Wherever "JSON" appears in a line, copy that line.

Items from a data source
========================================
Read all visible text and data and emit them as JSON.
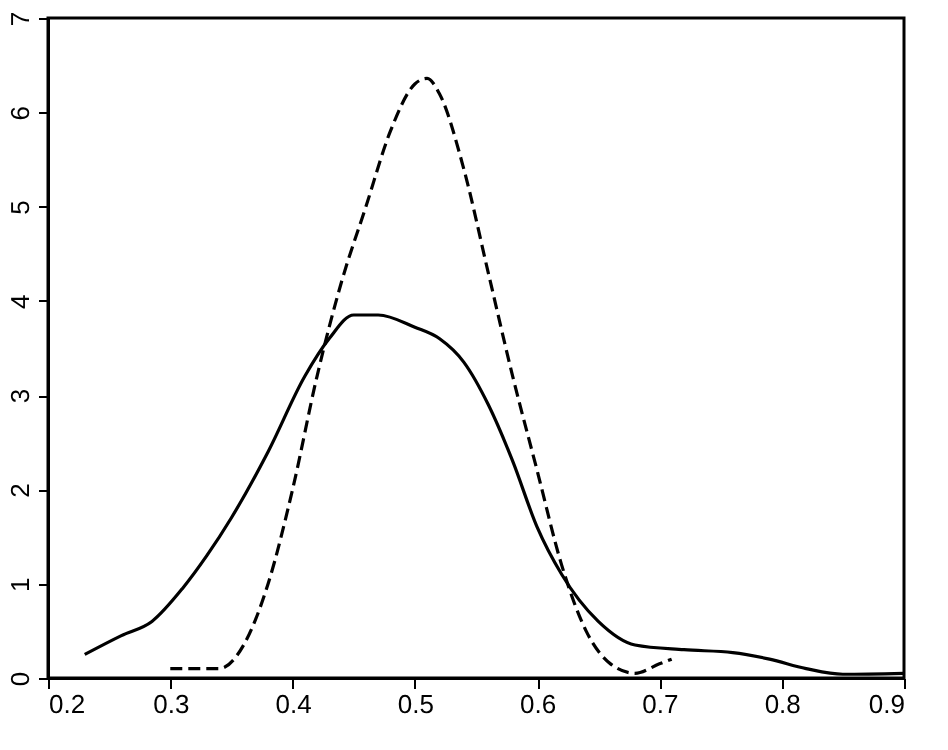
{
  "chart_data": {
    "type": "line",
    "xlim": [
      0.2,
      0.9
    ],
    "ylim": [
      0,
      7
    ],
    "xticks": [
      0.2,
      0.3,
      0.4,
      0.5,
      0.6,
      0.7,
      0.8,
      0.9
    ],
    "yticks": [
      0,
      1,
      2,
      3,
      4,
      5,
      6,
      7
    ],
    "grid": false,
    "marker": "none",
    "series": [
      {
        "color": "#000000",
        "line_style": "solid",
        "x": [
          0.23,
          0.26,
          0.285,
          0.31,
          0.33,
          0.35,
          0.38,
          0.41,
          0.43,
          0.45,
          0.47,
          0.5,
          0.52,
          0.54,
          0.56,
          0.58,
          0.6,
          0.62,
          0.65,
          0.68,
          0.72,
          0.76,
          0.79,
          0.82,
          0.85,
          0.9
        ],
        "values": [
          0.25,
          0.45,
          0.6,
          0.95,
          1.3,
          1.7,
          2.4,
          3.2,
          3.6,
          3.85,
          3.85,
          3.72,
          3.6,
          3.35,
          2.9,
          2.3,
          1.6,
          1.1,
          0.6,
          0.35,
          0.3,
          0.27,
          0.2,
          0.1,
          0.04,
          0.05
        ]
      },
      {
        "color": "#000000",
        "line_style": "dashed",
        "x": [
          0.3,
          0.32,
          0.34,
          0.36,
          0.38,
          0.4,
          0.42,
          0.44,
          0.46,
          0.48,
          0.5,
          0.51,
          0.52,
          0.54,
          0.56,
          0.58,
          0.6,
          0.62,
          0.64,
          0.66,
          0.68,
          0.7,
          0.71
        ],
        "values": [
          0.1,
          0.1,
          0.1,
          0.35,
          1.0,
          2.0,
          3.2,
          4.2,
          5.0,
          5.8,
          6.3,
          6.36,
          6.2,
          5.4,
          4.3,
          3.2,
          2.2,
          1.2,
          0.5,
          0.15,
          0.05,
          0.15,
          0.2
        ]
      }
    ]
  }
}
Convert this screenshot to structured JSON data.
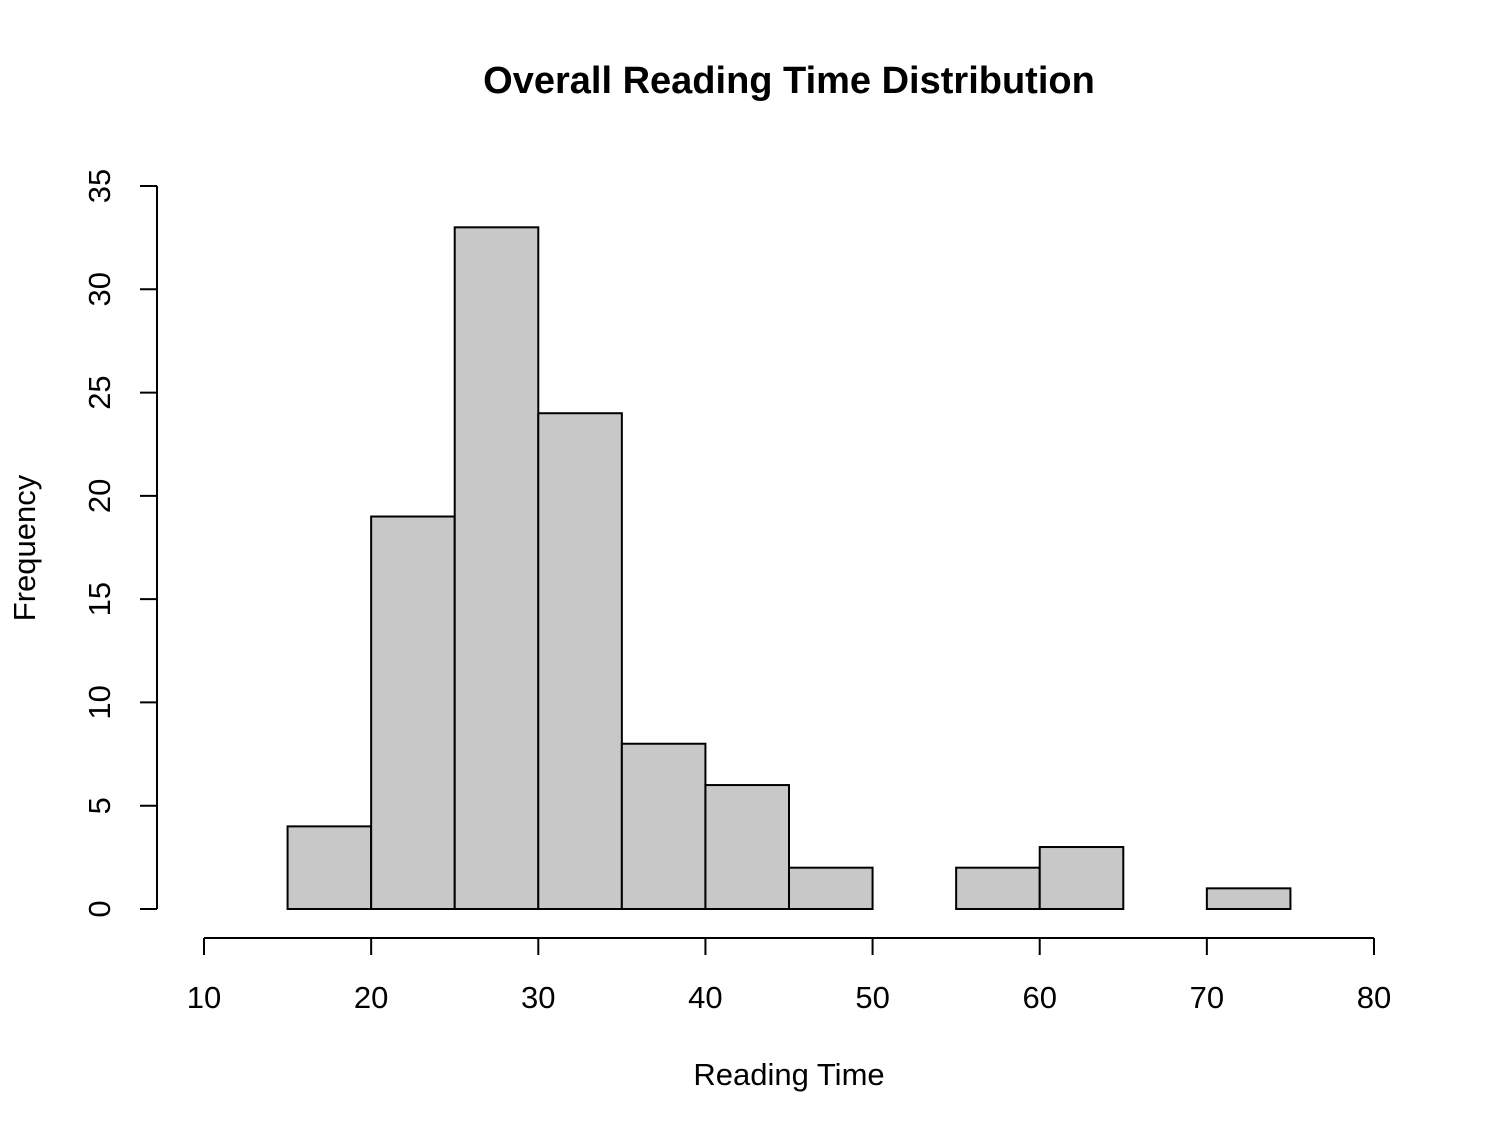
{
  "chart_data": {
    "type": "bar",
    "title": "Overall Reading Time Distribution",
    "xlabel": "Reading Time",
    "ylabel": "Frequency",
    "bins": [
      {
        "start": 15,
        "end": 20,
        "count": 4
      },
      {
        "start": 20,
        "end": 25,
        "count": 19
      },
      {
        "start": 25,
        "end": 30,
        "count": 33
      },
      {
        "start": 30,
        "end": 35,
        "count": 24
      },
      {
        "start": 35,
        "end": 40,
        "count": 8
      },
      {
        "start": 40,
        "end": 45,
        "count": 6
      },
      {
        "start": 45,
        "end": 50,
        "count": 2
      },
      {
        "start": 50,
        "end": 55,
        "count": 0
      },
      {
        "start": 55,
        "end": 60,
        "count": 2
      },
      {
        "start": 60,
        "end": 65,
        "count": 3
      },
      {
        "start": 65,
        "end": 70,
        "count": 0
      },
      {
        "start": 70,
        "end": 75,
        "count": 1
      }
    ],
    "xlim": [
      10,
      80
    ],
    "ylim": [
      0,
      35
    ],
    "x_ticks": [
      "10",
      "20",
      "30",
      "40",
      "50",
      "60",
      "70",
      "80"
    ],
    "y_ticks": [
      "0",
      "5",
      "10",
      "15",
      "20",
      "25",
      "30",
      "35"
    ],
    "bar_fill": "#c8c8c8",
    "bar_stroke": "#000000",
    "grid": false,
    "legend": "none"
  }
}
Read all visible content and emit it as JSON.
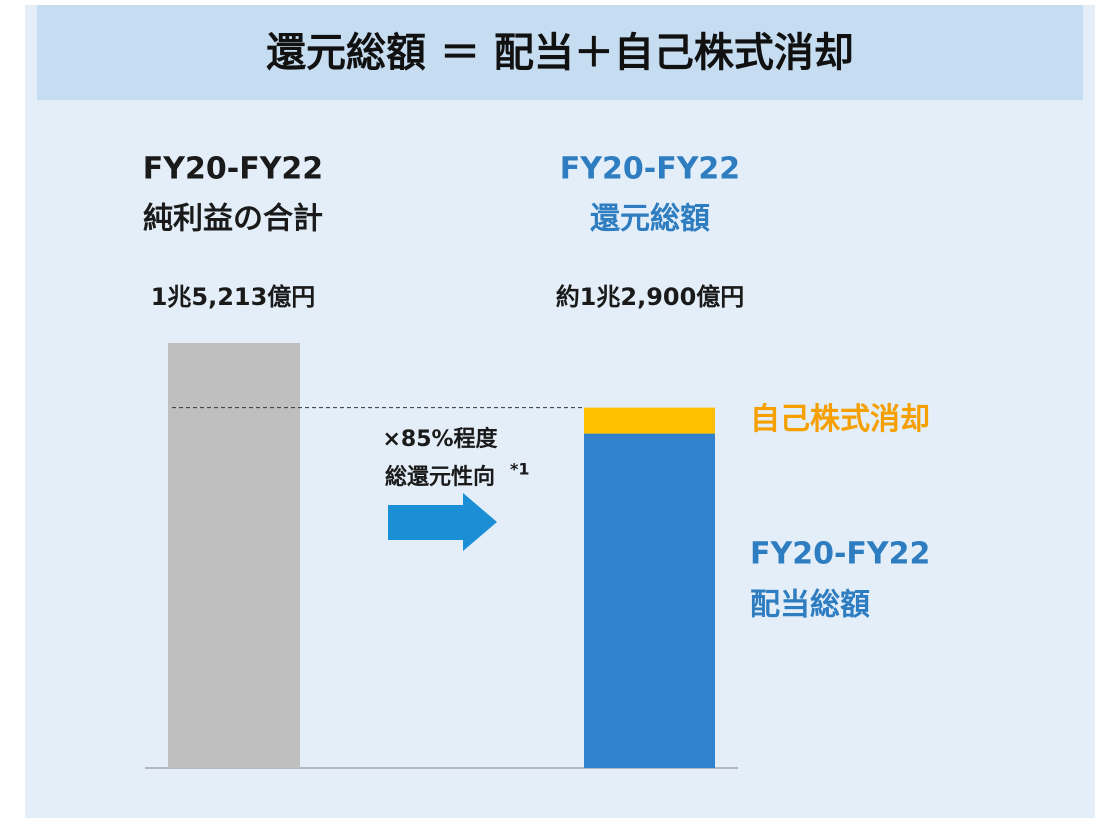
========================================
- Exercise output:
Read all visible text and data and emit them as JSON.
Convert this screenshot to structured JSON data.
Read all visible content and emit it as JSON.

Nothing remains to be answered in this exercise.